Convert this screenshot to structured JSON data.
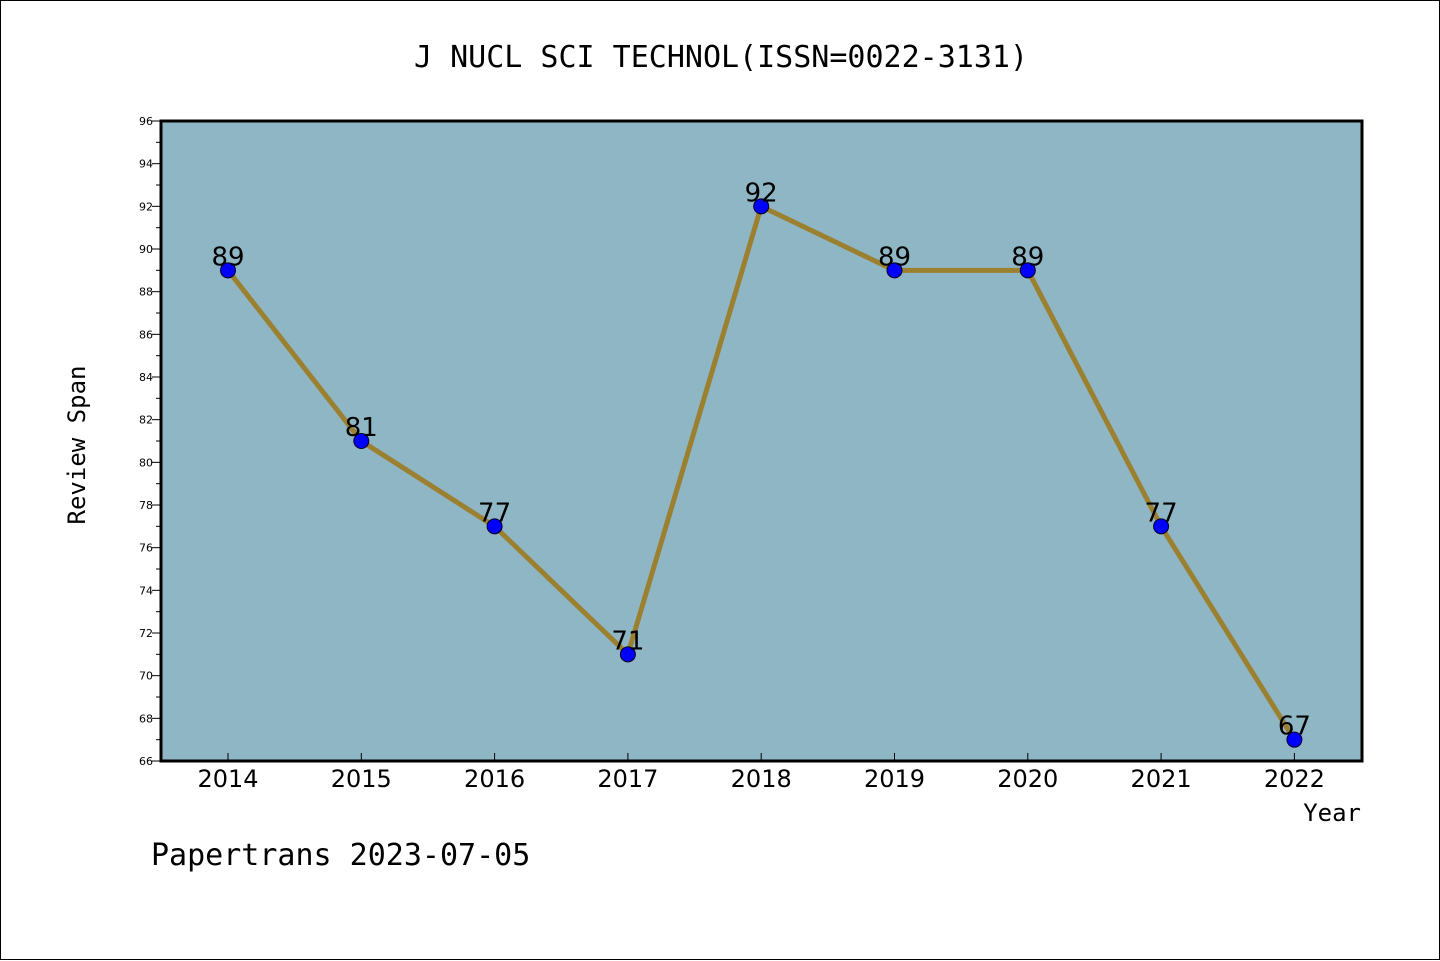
{
  "chart_data": {
    "type": "line",
    "title": "J NUCL SCI TECHNOL(ISSN=0022-3131)",
    "xlabel": "Year",
    "ylabel": "Review Span",
    "categories": [
      "2014",
      "2015",
      "2016",
      "2017",
      "2018",
      "2019",
      "2020",
      "2021",
      "2022"
    ],
    "values": [
      89,
      81,
      77,
      71,
      92,
      89,
      89,
      77,
      67
    ],
    "ylim": [
      66,
      96
    ],
    "ytick_step": 2,
    "grid": false,
    "legend": "none",
    "colors": {
      "plot_background": "#8fb6c5",
      "line": "#9b8030",
      "marker": "#0000ff"
    }
  },
  "footer": {
    "watermark": "Papertrans 2023-07-05"
  }
}
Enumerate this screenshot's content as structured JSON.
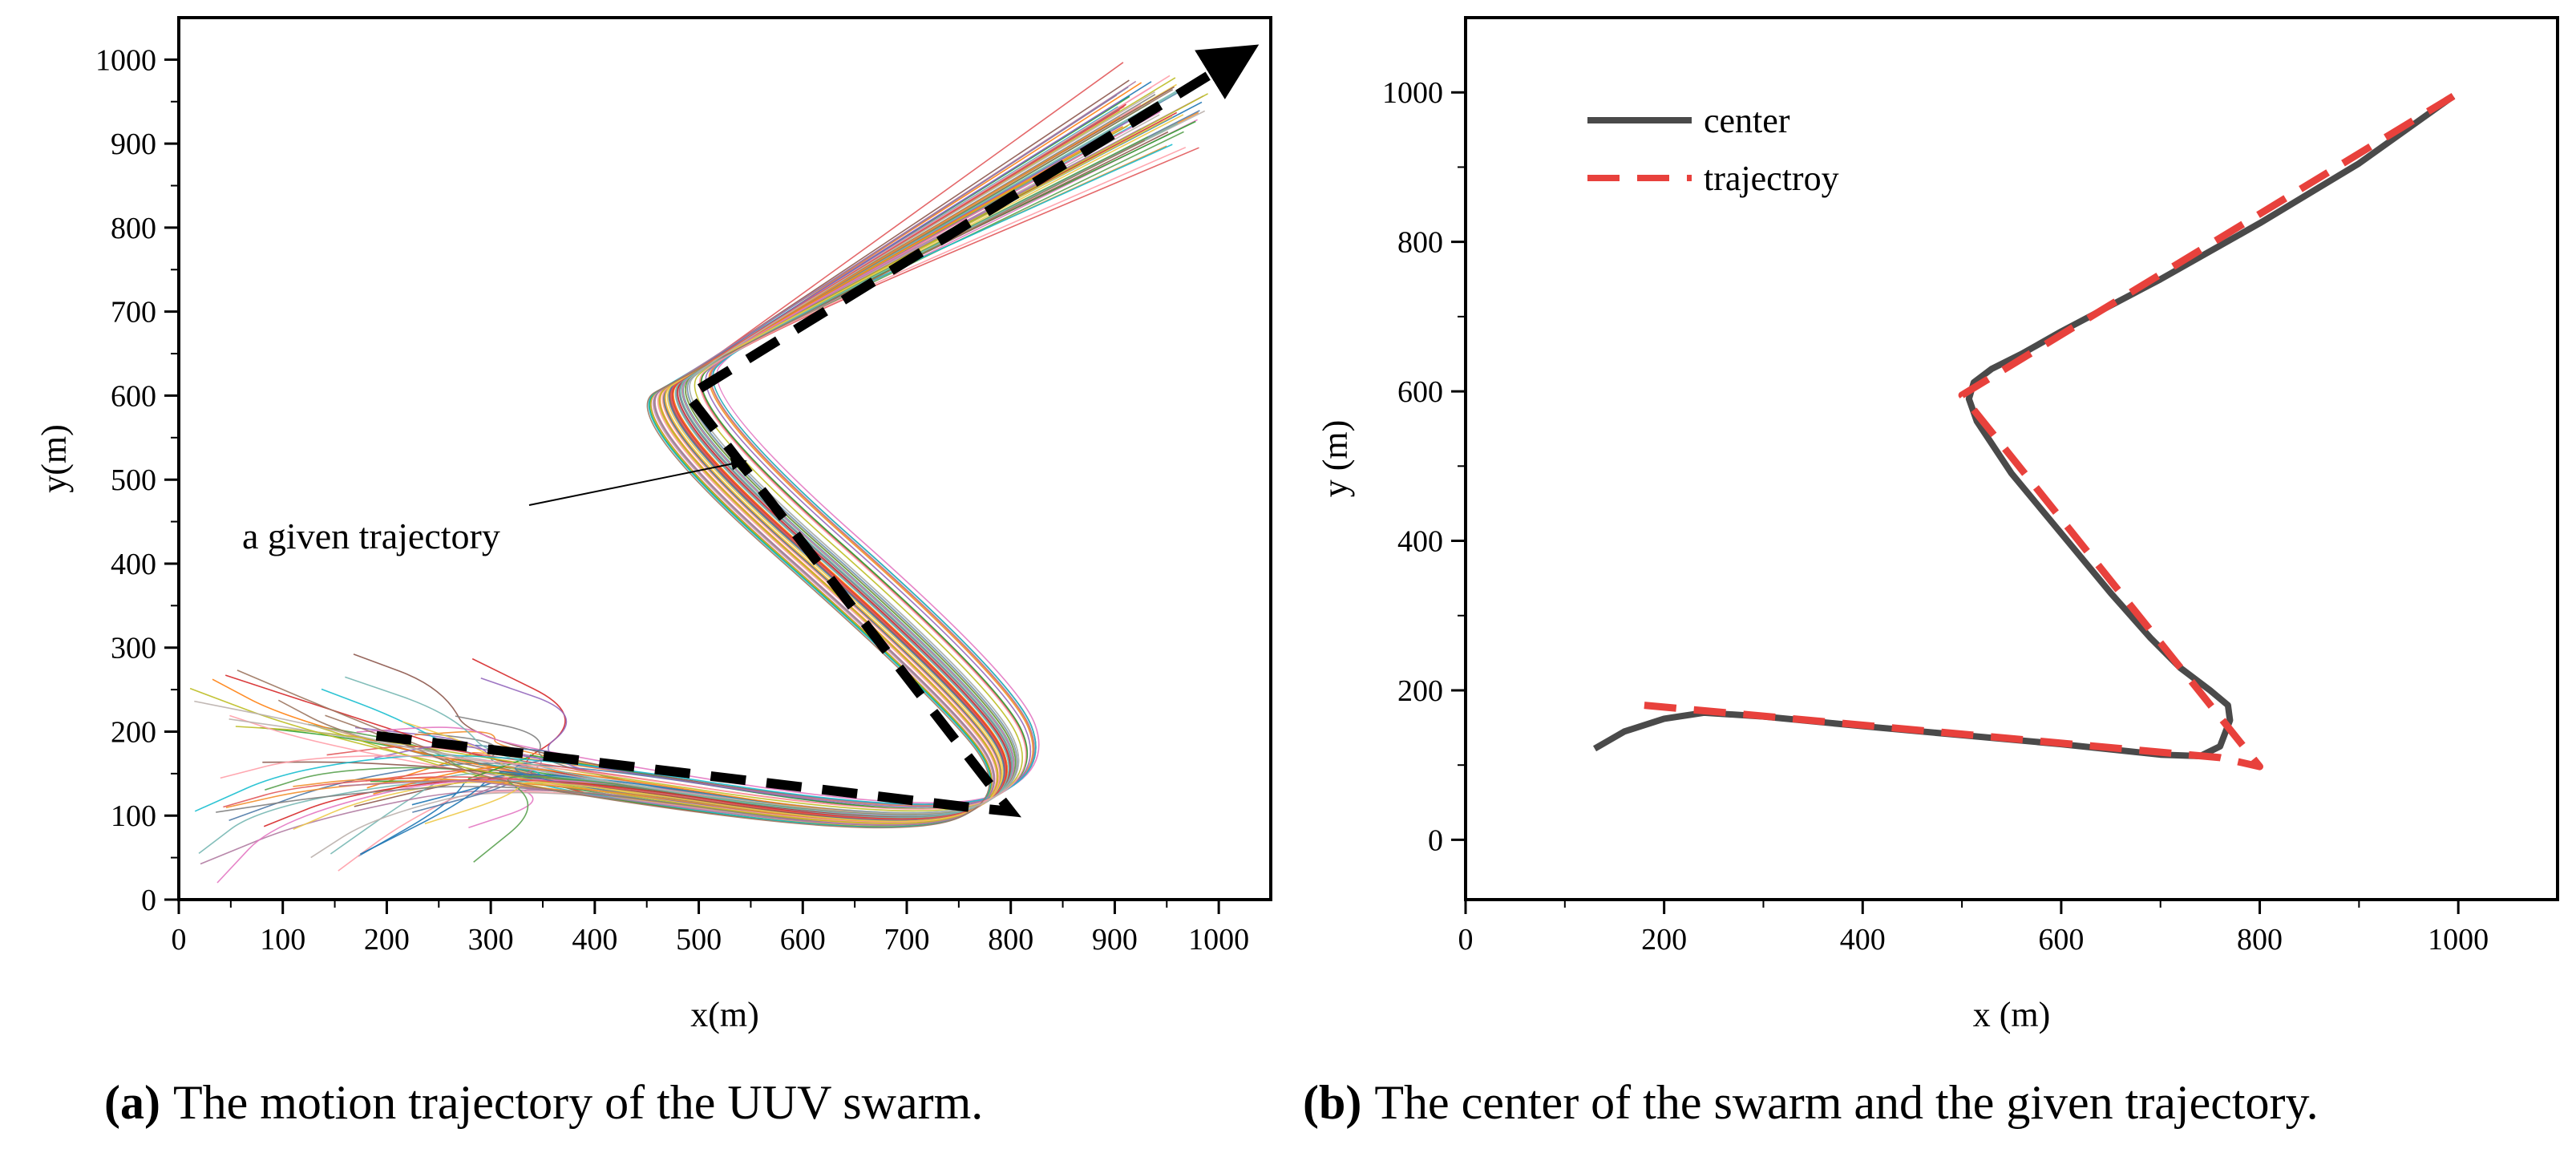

### REQUIRED TASK
Without the pictures, reproduce every line of the records above exactly.

### ANSWER TO THIS EXERCISE
Convert this screenshot to structured JSON data.
{
  "chart_data": {
    "type": "line",
    "title": "J NUCL SCI TECHNOL(ISSN=0022-3131)",
    "xlabel": "Year",
    "ylabel": "Review Span",
    "categories": [
      "2014",
      "2015",
      "2016",
      "2017",
      "2018",
      "2019",
      "2020",
      "2021",
      "2022"
    ],
    "values": [
      89,
      81,
      77,
      71,
      92,
      89,
      89,
      77,
      67
    ],
    "ylim": [
      66,
      96
    ],
    "ytick_step": 2,
    "grid": false,
    "legend": "none",
    "colors": {
      "plot_background": "#8fb6c5",
      "line": "#9b8030",
      "marker": "#0000ff"
    }
  },
  "footer": {
    "watermark": "Papertrans 2023-07-05"
  }
}
Enumerate this screenshot's content as structured JSON.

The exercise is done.